§ EXERCISE DESCRIPTION: Look at each line of the records and count those with "want" in them. Please answer with the count alone.

◇ ◇ ◇

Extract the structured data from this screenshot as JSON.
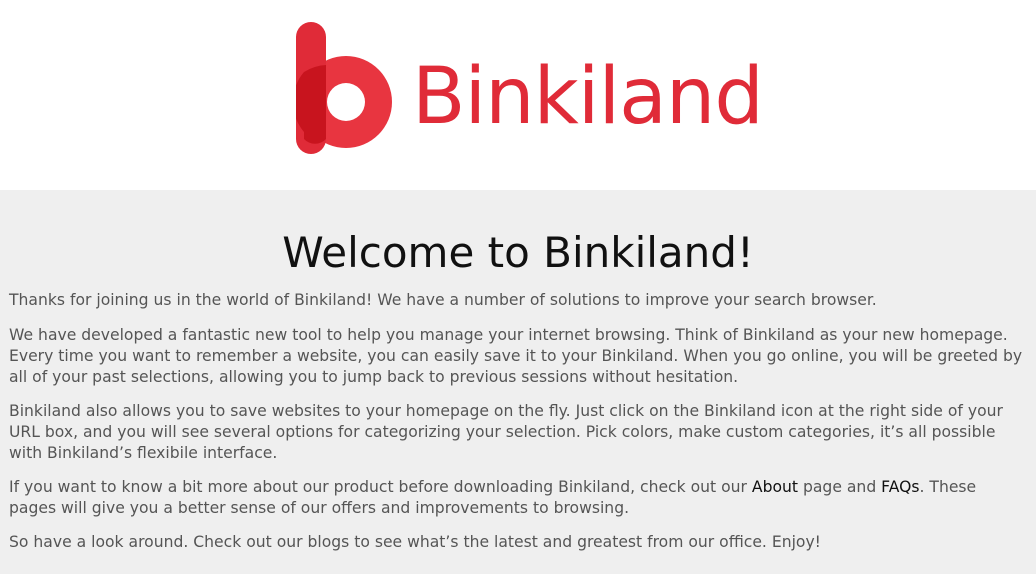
{
  "header": {
    "brand_name": "Binkiland",
    "logo_icon": "binkiland-b-logo-icon",
    "brand_color": "#e02b38"
  },
  "main": {
    "title": "Welcome to Binkiland!",
    "paragraph_1": "Thanks for joining us in the world of Binkiland! We have a number of solutions to improve your search browser.",
    "paragraph_2": "We have developed a fantastic new tool to help you manage your internet browsing. Think of Binkiland as your new homepage. Every time you want to remember a website, you can easily save it to your Binkiland. When you go online, you will be greeted by all of your past selections, allowing you to jump back to previous sessions without hesitation.",
    "paragraph_3": "Binkiland also allows you to save websites to your homepage on the fly. Just click on the Binkiland icon at the right side of your URL box, and you will see several options for categorizing your selection. Pick colors, make custom categories, it’s all possible with Binkiland’s flexibile interface.",
    "paragraph_4": {
      "part_1": "If you want to know a bit more about our product before downloading Binkiland, check out our ",
      "about_link": "About",
      "part_2": " page and ",
      "faqs_link": "FAQs",
      "part_3": ". These pages will give you a better sense of our offers and improvements to browsing."
    },
    "paragraph_5": "So have a look around. Check out our blogs to see what’s the latest and greatest from our office. Enjoy!"
  },
  "colors": {
    "header_background": "#ffffff",
    "content_background": "#efefef",
    "body_text": "#555555",
    "title_text": "#111111",
    "link_text": "#111111"
  }
}
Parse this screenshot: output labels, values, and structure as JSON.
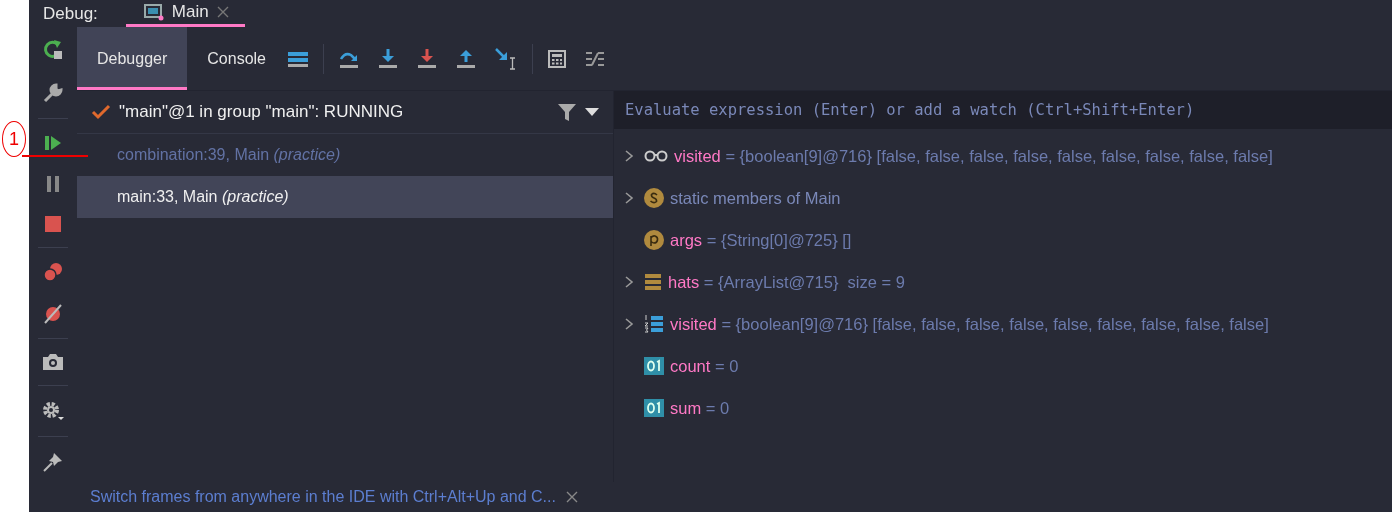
{
  "annotation": {
    "label": "1"
  },
  "header": {
    "title": "Debug:",
    "tab": {
      "label": "Main",
      "selected": true
    }
  },
  "tabs": [
    {
      "label": "Debugger",
      "selected": true
    },
    {
      "label": "Console",
      "selected": false
    }
  ],
  "thread": {
    "label": "\"main\"@1 in group \"main\": RUNNING"
  },
  "frames": [
    {
      "label": "combination:39, Main *(practice)*",
      "selected": false
    },
    {
      "label": "main:33, Main *(practice)*",
      "selected": true
    }
  ],
  "evaluate": {
    "placeholder": "Evaluate expression (Enter) or add a watch (Ctrl+Shift+Enter)"
  },
  "variables": [
    {
      "kind": "watch",
      "expandable": true,
      "name": "visited",
      "value": "= {boolean[9]@716} [false, false, false, false, false, false, false, false, false]"
    },
    {
      "kind": "static",
      "expandable": true,
      "label": "static members of Main"
    },
    {
      "kind": "param",
      "expandable": false,
      "name": "args",
      "value": "= {String[0]@725} []"
    },
    {
      "kind": "list",
      "expandable": true,
      "name": "hats",
      "value": "= {ArrayList@715}  size = 9"
    },
    {
      "kind": "array",
      "expandable": true,
      "name": "visited",
      "value": "= {boolean[9]@716} [false, false, false, false, false, false, false, false, false]"
    },
    {
      "kind": "primitive",
      "expandable": false,
      "name": "count",
      "value": "= 0"
    },
    {
      "kind": "primitive",
      "expandable": false,
      "name": "sum",
      "value": "= 0"
    }
  ],
  "hint": {
    "text": "Switch frames from anywhere in the IDE with Ctrl+Alt+Up and C..."
  }
}
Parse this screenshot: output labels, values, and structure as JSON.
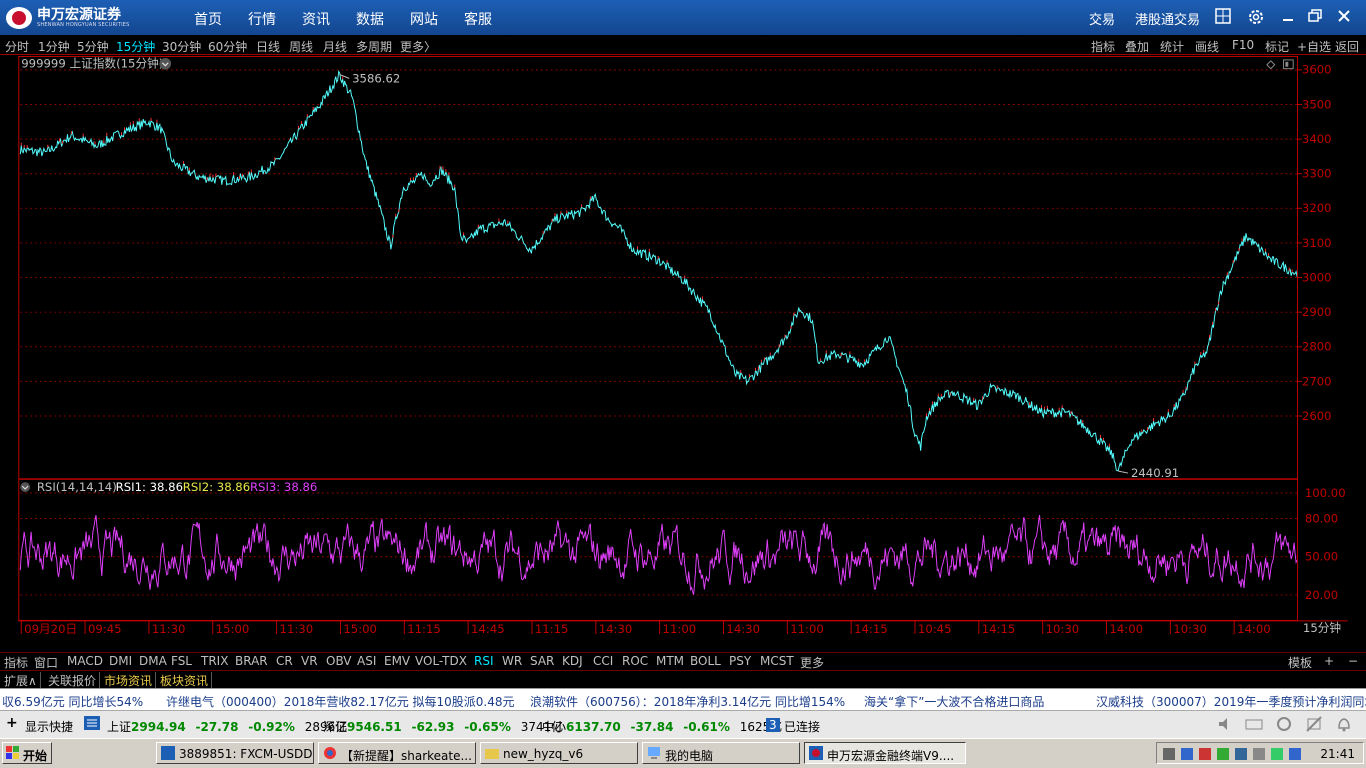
{
  "app": {
    "logo_title": "申万宏源证券",
    "logo_subtitle": "SHENWAN HONGYUAN SECURITIES"
  },
  "menu": {
    "items": [
      "首页",
      "行情",
      "资讯",
      "数据",
      "网站",
      "客服"
    ],
    "right_items": [
      "交易",
      "港股通交易"
    ]
  },
  "periods": {
    "items": [
      "分时",
      "1分钟",
      "5分钟",
      "15分钟",
      "30分钟",
      "60分钟",
      "日线",
      "周线",
      "月线",
      "多周期",
      "更多〉"
    ],
    "active": "15分钟"
  },
  "chart_tools": [
    "指标",
    "叠加",
    "统计",
    "画线",
    "F10",
    "标记",
    "+自选",
    "返回"
  ],
  "chart_data": [
    {
      "type": "line",
      "title": "999999 上证指数(15分钟)",
      "y_ticks": [
        3600,
        3500,
        3400,
        3300,
        3200,
        3100,
        3000,
        2900,
        2800,
        2700,
        2600
      ],
      "ylim": [
        2420,
        3640
      ],
      "high_label": "3586.62",
      "low_label": "2440.91",
      "series": [
        {
          "x": [
            0,
            0.02,
            0.04,
            0.06,
            0.08,
            0.1,
            0.11,
            0.12,
            0.14,
            0.16,
            0.18,
            0.2,
            0.22,
            0.235,
            0.25,
            0.26,
            0.27,
            0.28,
            0.29,
            0.295,
            0.3,
            0.31,
            0.315,
            0.32,
            0.33,
            0.34,
            0.345,
            0.35,
            0.36,
            0.38,
            0.4,
            0.42,
            0.44,
            0.45,
            0.46,
            0.47,
            0.48,
            0.5,
            0.52,
            0.54,
            0.56,
            0.57,
            0.59,
            0.6,
            0.61,
            0.62,
            0.625,
            0.64,
            0.66,
            0.68,
            0.695,
            0.7,
            0.705,
            0.71,
            0.72,
            0.73,
            0.75,
            0.76,
            0.78,
            0.8,
            0.82,
            0.84,
            0.855,
            0.86,
            0.87,
            0.89,
            0.9,
            0.91,
            0.92,
            0.93,
            0.94,
            0.96,
            0.98,
            1.0
          ],
          "values": [
            3370,
            3360,
            3410,
            3380,
            3420,
            3450,
            3430,
            3330,
            3290,
            3280,
            3290,
            3330,
            3430,
            3500,
            3586,
            3520,
            3340,
            3220,
            3090,
            3180,
            3260,
            3280,
            3300,
            3270,
            3310,
            3260,
            3120,
            3100,
            3140,
            3160,
            3080,
            3170,
            3190,
            3230,
            3170,
            3140,
            3080,
            3050,
            2990,
            2900,
            2720,
            2700,
            2780,
            2830,
            2910,
            2880,
            2760,
            2780,
            2750,
            2830,
            2660,
            2560,
            2510,
            2600,
            2650,
            2670,
            2630,
            2680,
            2660,
            2610,
            2610,
            2550,
            2490,
            2441,
            2530,
            2580,
            2600,
            2650,
            2740,
            2790,
            2960,
            3120,
            3050,
            3010
          ]
        }
      ]
    },
    {
      "type": "line",
      "title": "RSI(14,14,14)",
      "legend": [
        {
          "name": "RSI1: 38.86",
          "color": "#ffffff"
        },
        {
          "name": "RSI2: 38.86",
          "color": "#e8e84a"
        },
        {
          "name": "RSI3: 38.86",
          "color": "#e040fb"
        }
      ],
      "y_ticks": [
        100.0,
        80.0,
        50.0,
        20.0
      ],
      "ylim": [
        0,
        110
      ]
    }
  ],
  "x_axis_labels": [
    "09月20日",
    "09:45",
    "11:30",
    "15:00",
    "11:30",
    "15:00",
    "11:15",
    "14:45",
    "11:15",
    "14:30",
    "11:00",
    "14:30",
    "11:00",
    "14:15",
    "10:45",
    "14:15",
    "10:30",
    "14:00",
    "10:30",
    "14:00"
  ],
  "period_label": "15分钟",
  "indicator_tabs": {
    "items": [
      "指标",
      "窗口",
      "MACD",
      "DMI",
      "DMA",
      "FSL",
      "TRIX",
      "BRAR",
      "CR",
      "VR",
      "OBV",
      "ASI",
      "EMV",
      "VOL-TDX",
      "RSI",
      "WR",
      "SAR",
      "KDJ",
      "CCI",
      "ROC",
      "MTM",
      "BOLL",
      "PSY",
      "MCST",
      "更多"
    ],
    "active": "RSI",
    "right": [
      "模板",
      "+",
      "−"
    ]
  },
  "ext_tabs": [
    "扩展∧",
    "关联报价",
    "市场资讯",
    "板块资讯"
  ],
  "ticker": [
    "収6.59亿元  同比增长54%",
    "许继电气（000400）2018年营收82.17亿元  拟每10股派0.48元",
    "浪潮软件（600756）：2018年净利3.14亿元  同比增154%",
    "海关“拿下”一大波不合格进口商品",
    "汉威科技（300007）2019年一季度预计净利润同增"
  ],
  "status": {
    "show_quick": "显示快捷",
    "sh_name": "上证",
    "sh_price": "2994.94",
    "sh_chg": "-27.78",
    "sh_pct": "-0.92%",
    "sh_amt": "2896亿",
    "sz_name": "深证",
    "sz_price": "9546.51",
    "sz_chg": "-62.93",
    "sz_pct": "-0.65%",
    "sz_amt": "3741亿",
    "zx_name": "中小",
    "zx_price": "6137.70",
    "zx_chg": "-37.84",
    "zx_pct": "-0.61%",
    "zx_amt": "1625亿",
    "conn_num": "3",
    "conn_text": "已连接"
  },
  "taskbar": {
    "start": "开始",
    "tasks": [
      "3889851: FXCM-USDDe...",
      "【新提醒】sharkeate...",
      "new_hyzq_v6",
      "我的电脑",
      "申万宏源金融终端V9...."
    ],
    "clock": "21:41"
  },
  "colors": {
    "up": "#ff3232",
    "down": "#54ffff",
    "rsi": "#e040fb",
    "grid": "#8b0000",
    "axis": "#c00000"
  }
}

◇ ◇ ◇

§ EXPECTED OUTPUT: 2